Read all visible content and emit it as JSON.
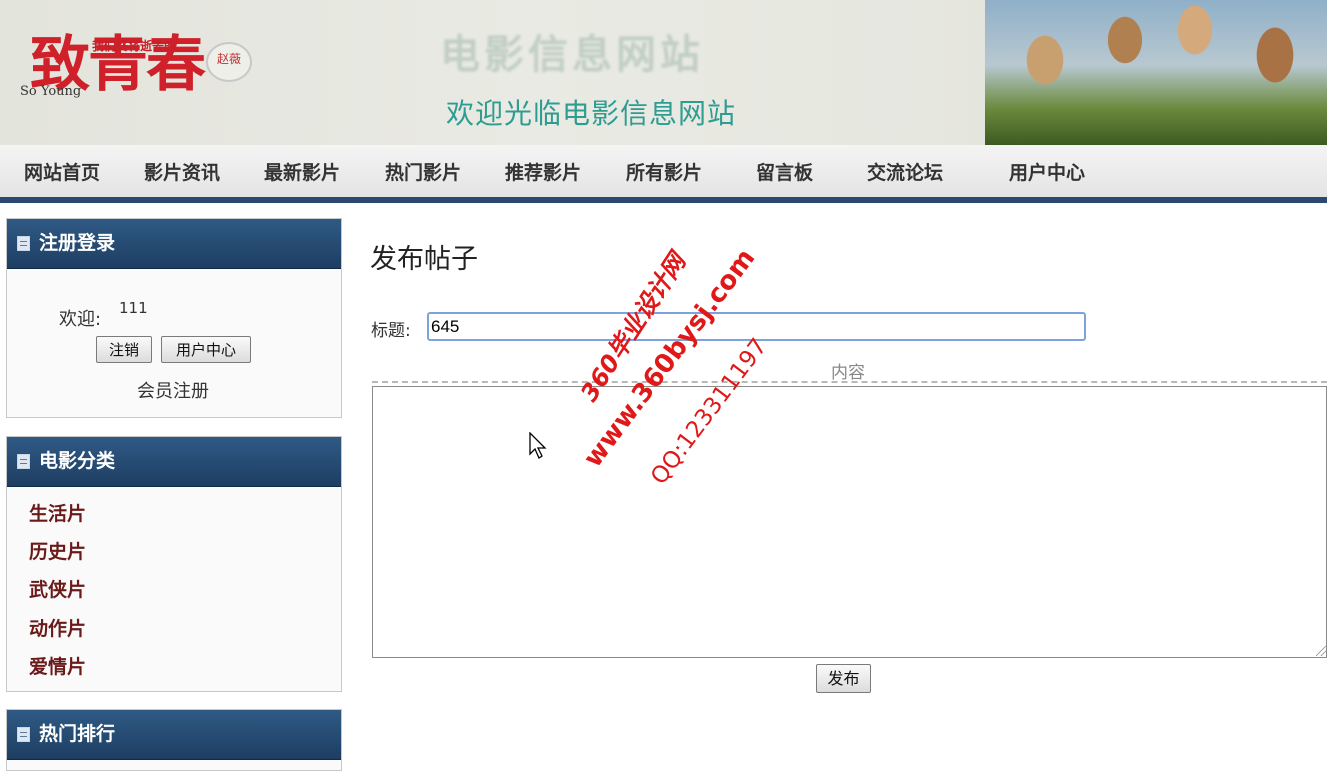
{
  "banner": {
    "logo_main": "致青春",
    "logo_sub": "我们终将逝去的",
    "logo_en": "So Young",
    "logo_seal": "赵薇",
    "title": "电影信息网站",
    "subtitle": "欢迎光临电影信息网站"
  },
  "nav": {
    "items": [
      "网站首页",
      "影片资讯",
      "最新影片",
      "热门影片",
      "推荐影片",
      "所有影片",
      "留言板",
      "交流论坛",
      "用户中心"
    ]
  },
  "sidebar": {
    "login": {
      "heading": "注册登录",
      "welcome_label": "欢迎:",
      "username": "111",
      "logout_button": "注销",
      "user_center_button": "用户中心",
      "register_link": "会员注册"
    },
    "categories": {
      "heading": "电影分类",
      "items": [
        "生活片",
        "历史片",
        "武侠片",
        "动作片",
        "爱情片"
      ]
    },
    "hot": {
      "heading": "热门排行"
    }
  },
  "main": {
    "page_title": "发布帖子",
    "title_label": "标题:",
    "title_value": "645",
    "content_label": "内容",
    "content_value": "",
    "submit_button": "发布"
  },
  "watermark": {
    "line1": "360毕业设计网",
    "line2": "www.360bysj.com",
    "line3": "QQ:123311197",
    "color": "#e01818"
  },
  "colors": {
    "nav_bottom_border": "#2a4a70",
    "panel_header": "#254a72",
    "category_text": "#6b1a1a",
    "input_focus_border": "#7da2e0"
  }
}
■ ■ ■ ■ ■ ■ ■
- _DIRECTIVE_:
Find the lines above holding the word "heading" and show them.

- _ANSWER_:
      "heading": "注册登录",
      "heading": "电影分类",
      "heading": "热门排行"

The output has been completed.